— Task to carry out —
Each entry below should be echoed exactly, with pictures omitted.

— Extracted data —
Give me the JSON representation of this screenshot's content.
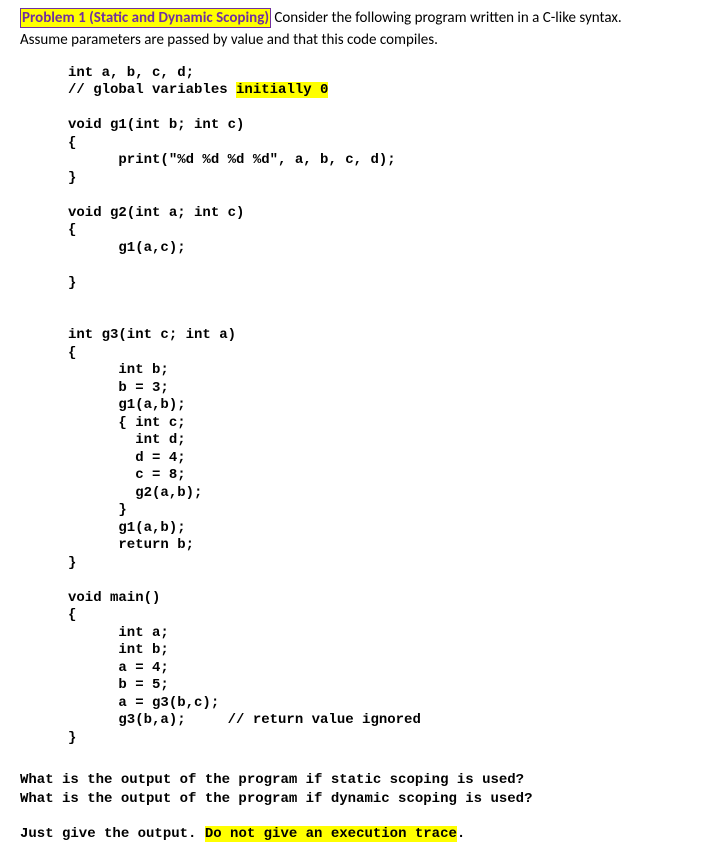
{
  "header": {
    "title": "Problem 1 (Static and Dynamic Scoping)",
    "intro1": " Consider the following program written in a C-like syntax.",
    "intro2": "Assume parameters are passed by value and that this code compiles."
  },
  "code": {
    "line1": "int a, b, c, d;",
    "line2a": "// global variables ",
    "line2b": "initially 0",
    "blank1": "",
    "g1_sig": "void g1(int b; int c)",
    "g1_open": "{",
    "g1_body": "      print(\"%d %d %d %d\", a, b, c, d);",
    "g1_close": "}",
    "blank2": "",
    "g2_sig": "void g2(int a; int c)",
    "g2_open": "{",
    "g2_body": "      g1(a,c);",
    "blank3": "",
    "g2_close": "}",
    "blank4": "",
    "blank5": "",
    "g3_sig": "int g3(int c; int a)",
    "g3_open": "{",
    "g3_l1": "      int b;",
    "g3_l2": "      b = 3;",
    "g3_l3": "      g1(a,b);",
    "g3_l4": "      { int c;",
    "g3_l5": "        int d;",
    "g3_l6": "        d = 4;",
    "g3_l7": "        c = 8;",
    "g3_l8": "        g2(a,b);",
    "g3_l9": "      }",
    "g3_l10": "      g1(a,b);",
    "g3_l11": "      return b;",
    "g3_close": "}",
    "blank6": "",
    "main_sig": "void main()",
    "main_open": "{",
    "main_l1": "      int a;",
    "main_l2": "      int b;",
    "main_l3": "      a = 4;",
    "main_l4": "      b = 5;",
    "main_l5": "      a = g3(b,c);",
    "main_l6": "      g3(b,a);     // return value ignored",
    "main_close": "}"
  },
  "questions": {
    "q1": "What is the output of the program if static scoping is used?",
    "q2": "What is the output of the program if dynamic scoping is used?"
  },
  "instruction": {
    "prefix": "Just give the output. ",
    "highlighted": "Do not give an execution trace",
    "suffix": "."
  }
}
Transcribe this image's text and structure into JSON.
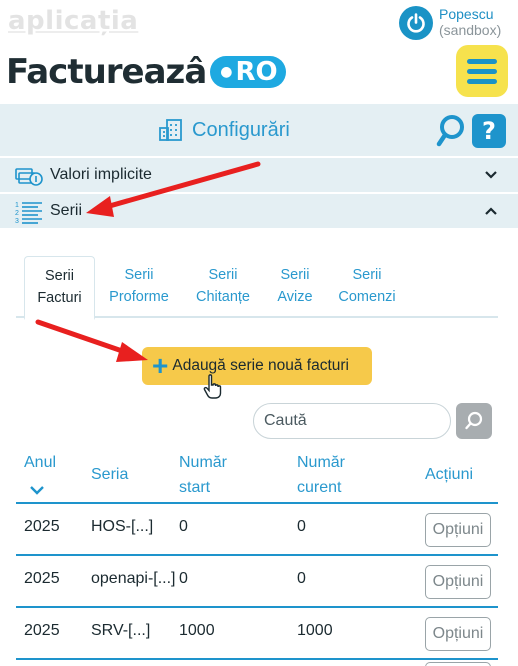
{
  "header": {
    "app_label": "aplicația",
    "logo_main": "Factureazâ",
    "logo_badge": "RO",
    "user_name": "Popescu",
    "user_env": "(sandbox)"
  },
  "config_bar": {
    "title": "Configurări",
    "help_label": "?"
  },
  "accordion": {
    "items": [
      {
        "label": "Valori implicite",
        "expanded": false,
        "icon": "money-coins-icon"
      },
      {
        "label": "Serii",
        "expanded": true,
        "icon": "numbered-list-icon"
      }
    ]
  },
  "tabs": [
    {
      "line1": "Serii",
      "line2": "Facturi",
      "active": true
    },
    {
      "line1": "Serii",
      "line2": "Proforme",
      "active": false
    },
    {
      "line1": "Serii",
      "line2": "Chitanțe",
      "active": false
    },
    {
      "line1": "Serii",
      "line2": "Avize",
      "active": false
    },
    {
      "line1": "Serii",
      "line2": "Comenzi",
      "active": false
    }
  ],
  "add_button": {
    "label": "Adaugă serie nouă facturi"
  },
  "search": {
    "placeholder": "Caută"
  },
  "table": {
    "headers": {
      "year": "Anul",
      "series": "Seria",
      "start_l1": "Număr",
      "start_l2": "start",
      "current_l1": "Număr",
      "current_l2": "curent",
      "actions": "Acțiuni"
    },
    "rows": [
      {
        "year": "2025",
        "series": "HOS-[...]",
        "start": "0",
        "current": "0",
        "action": "Opțiuni"
      },
      {
        "year": "2025",
        "series": "openapi-[...]",
        "start": "0",
        "current": "0",
        "action": "Opțiuni"
      },
      {
        "year": "2025",
        "series": "SRV-[...]",
        "start": "1000",
        "current": "1000",
        "action": "Opțiuni"
      }
    ]
  },
  "colors": {
    "brand_blue": "#1e94cc",
    "accent_yellow": "#f6c94a",
    "menu_yellow": "#f6e24d",
    "annotation_red": "#e8201f",
    "panel_bg": "#e4eff3"
  }
}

— Finished exercise —
Give me the JSON representation of this screenshot's content.
{
  "header": {
    "title": "Problem 1 (Static and Dynamic Scoping)",
    "intro1": " Consider the following program written in a C-like syntax.",
    "intro2": "Assume parameters are passed by value and that this code compiles."
  },
  "code": {
    "line1": "int a, b, c, d;",
    "line2a": "// global variables ",
    "line2b": "initially 0",
    "blank1": "",
    "g1_sig": "void g1(int b; int c)",
    "g1_open": "{",
    "g1_body": "      print(\"%d %d %d %d\", a, b, c, d);",
    "g1_close": "}",
    "blank2": "",
    "g2_sig": "void g2(int a; int c)",
    "g2_open": "{",
    "g2_body": "      g1(a,c);",
    "blank3": "",
    "g2_close": "}",
    "blank4": "",
    "blank5": "",
    "g3_sig": "int g3(int c; int a)",
    "g3_open": "{",
    "g3_l1": "      int b;",
    "g3_l2": "      b = 3;",
    "g3_l3": "      g1(a,b);",
    "g3_l4": "      { int c;",
    "g3_l5": "        int d;",
    "g3_l6": "        d = 4;",
    "g3_l7": "        c = 8;",
    "g3_l8": "        g2(a,b);",
    "g3_l9": "      }",
    "g3_l10": "      g1(a,b);",
    "g3_l11": "      return b;",
    "g3_close": "}",
    "blank6": "",
    "main_sig": "void main()",
    "main_open": "{",
    "main_l1": "      int a;",
    "main_l2": "      int b;",
    "main_l3": "      a = 4;",
    "main_l4": "      b = 5;",
    "main_l5": "      a = g3(b,c);",
    "main_l6": "      g3(b,a);     // return value ignored",
    "main_close": "}"
  },
  "questions": {
    "q1": "What is the output of the program if static scoping is used?",
    "q2": "What is the output of the program if dynamic scoping is used?"
  },
  "instruction": {
    "prefix": "Just give the output. ",
    "highlighted": "Do not give an execution trace",
    "suffix": "."
  }
}
Transcribe this image's text and structure into JSON.
{
  "header": {
    "app_label": "aplicația",
    "logo_main": "Factureazâ",
    "logo_badge": "RO",
    "user_name": "Popescu",
    "user_env": "(sandbox)"
  },
  "config_bar": {
    "title": "Configurări",
    "help_label": "?"
  },
  "accordion": {
    "items": [
      {
        "label": "Valori implicite",
        "expanded": false,
        "icon": "money-coins-icon"
      },
      {
        "label": "Serii",
        "expanded": true,
        "icon": "numbered-list-icon"
      }
    ]
  },
  "tabs": [
    {
      "line1": "Serii",
      "line2": "Facturi",
      "active": true
    },
    {
      "line1": "Serii",
      "line2": "Proforme",
      "active": false
    },
    {
      "line1": "Serii",
      "line2": "Chitanțe",
      "active": false
    },
    {
      "line1": "Serii",
      "line2": "Avize",
      "active": false
    },
    {
      "line1": "Serii",
      "line2": "Comenzi",
      "active": false
    }
  ],
  "add_button": {
    "label": "Adaugă serie nouă facturi"
  },
  "search": {
    "placeholder": "Caută"
  },
  "table": {
    "headers": {
      "year": "Anul",
      "series": "Seria",
      "start_l1": "Număr",
      "start_l2": "start",
      "current_l1": "Număr",
      "current_l2": "curent",
      "actions": "Acțiuni"
    },
    "rows": [
      {
        "year": "2025",
        "series": "HOS-[...]",
        "start": "0",
        "current": "0",
        "action": "Opțiuni"
      },
      {
        "year": "2025",
        "series": "openapi-[...]",
        "start": "0",
        "current": "0",
        "action": "Opțiuni"
      },
      {
        "year": "2025",
        "series": "SRV-[...]",
        "start": "1000",
        "current": "1000",
        "action": "Opțiuni"
      }
    ]
  },
  "colors": {
    "brand_blue": "#1e94cc",
    "accent_yellow": "#f6c94a",
    "menu_yellow": "#f6e24d",
    "annotation_red": "#e8201f",
    "panel_bg": "#e4eff3"
  }
}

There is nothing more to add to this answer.